WHAT THE EXERCISE ASKS: Write the data out again, character for character, with no images.

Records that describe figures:

○ ○ ○ ○ ○

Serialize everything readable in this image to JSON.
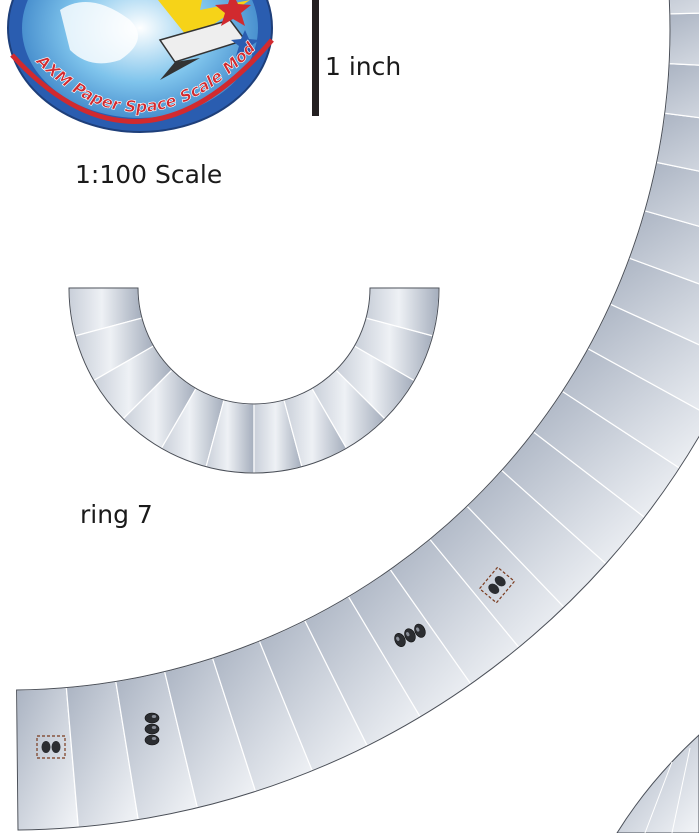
{
  "logo": {
    "text": "AXM Paper Space Scale Modeling"
  },
  "scale_bar": {
    "label": "1 inch"
  },
  "scale": {
    "label": "1:100 Scale"
  },
  "parts": {
    "small_ring_label": "ring 7"
  },
  "colors": {
    "panel_dark": "#a7b0bf",
    "panel_light": "#f2f4f7",
    "seam": "#ffffff",
    "outline": "#4a4f58",
    "logo_red": "#d12a2f",
    "logo_blue": "#2a5db0",
    "logo_yellow": "#f6d318"
  }
}
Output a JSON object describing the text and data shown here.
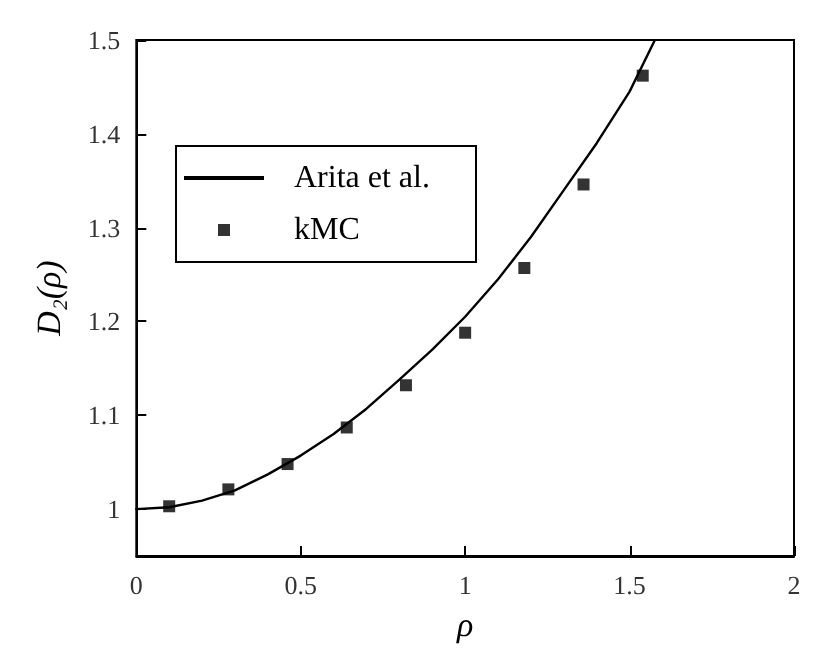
{
  "chart_data": {
    "type": "scatter",
    "xlabel": "ρ",
    "ylabel": "D₂(ρ)",
    "xlim": [
      0,
      2
    ],
    "ylim": [
      0.95,
      1.5
    ],
    "xticks": [
      0,
      0.5,
      1,
      1.5,
      2
    ],
    "yticks": [
      1,
      1.1,
      1.2,
      1.3,
      1.4,
      1.5
    ],
    "grid": false,
    "legend": "top left",
    "marker": "square",
    "series": [
      {
        "name": "Arita et al.",
        "type": "line",
        "color": "#000000",
        "line_style": "solid",
        "marker": "none",
        "x": [
          0,
          0.1,
          0.2,
          0.3,
          0.4,
          0.5,
          0.6,
          0.7,
          0.8,
          0.9,
          1.0,
          1.1,
          1.2,
          1.3,
          1.4,
          1.5,
          1.577
        ],
        "values": [
          1,
          1.002,
          1.009,
          1.02,
          1.037,
          1.057,
          1.08,
          1.107,
          1.138,
          1.17,
          1.205,
          1.245,
          1.29,
          1.34,
          1.39,
          1.445,
          1.5
        ]
      },
      {
        "name": "kMC",
        "color": "#000000",
        "x": [
          0.1,
          0.28,
          0.46,
          0.64,
          0.82,
          1.0,
          1.18,
          1.36,
          1.54
        ],
        "values": [
          1.003,
          1.021,
          1.048,
          1.087,
          1.132,
          1.188,
          1.257,
          1.346,
          1.462
        ]
      }
    ]
  }
}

○ ○ ○ ○ ○

REPLY TO THE EXERCISE:
Serialize everything readable in this image to JSON.
{
  "logo": {
    "text": "AXM Paper Space Scale Modeling"
  },
  "scale_bar": {
    "label": "1 inch"
  },
  "scale": {
    "label": "1:100 Scale"
  },
  "parts": {
    "small_ring_label": "ring 7"
  },
  "colors": {
    "panel_dark": "#a7b0bf",
    "panel_light": "#f2f4f7",
    "seam": "#ffffff",
    "outline": "#4a4f58",
    "logo_red": "#d12a2f",
    "logo_blue": "#2a5db0",
    "logo_yellow": "#f6d318"
  }
}
Output a JSON object describing the text and data shown here.
{
  "chart_data": {
    "type": "scatter",
    "xlabel": "ρ",
    "ylabel": "D₂(ρ)",
    "xlim": [
      0,
      2
    ],
    "ylim": [
      0.95,
      1.5
    ],
    "xticks": [
      0,
      0.5,
      1,
      1.5,
      2
    ],
    "yticks": [
      1,
      1.1,
      1.2,
      1.3,
      1.4,
      1.5
    ],
    "grid": false,
    "legend": "top left",
    "marker": "square",
    "series": [
      {
        "name": "Arita et al.",
        "type": "line",
        "color": "#000000",
        "line_style": "solid",
        "marker": "none",
        "x": [
          0,
          0.1,
          0.2,
          0.3,
          0.4,
          0.5,
          0.6,
          0.7,
          0.8,
          0.9,
          1.0,
          1.1,
          1.2,
          1.3,
          1.4,
          1.5,
          1.577
        ],
        "values": [
          1,
          1.002,
          1.009,
          1.02,
          1.037,
          1.057,
          1.08,
          1.107,
          1.138,
          1.17,
          1.205,
          1.245,
          1.29,
          1.34,
          1.39,
          1.445,
          1.5
        ]
      },
      {
        "name": "kMC",
        "color": "#000000",
        "x": [
          0.1,
          0.28,
          0.46,
          0.64,
          0.82,
          1.0,
          1.18,
          1.36,
          1.54
        ],
        "values": [
          1.003,
          1.021,
          1.048,
          1.087,
          1.132,
          1.188,
          1.257,
          1.346,
          1.462
        ]
      }
    ]
  }
}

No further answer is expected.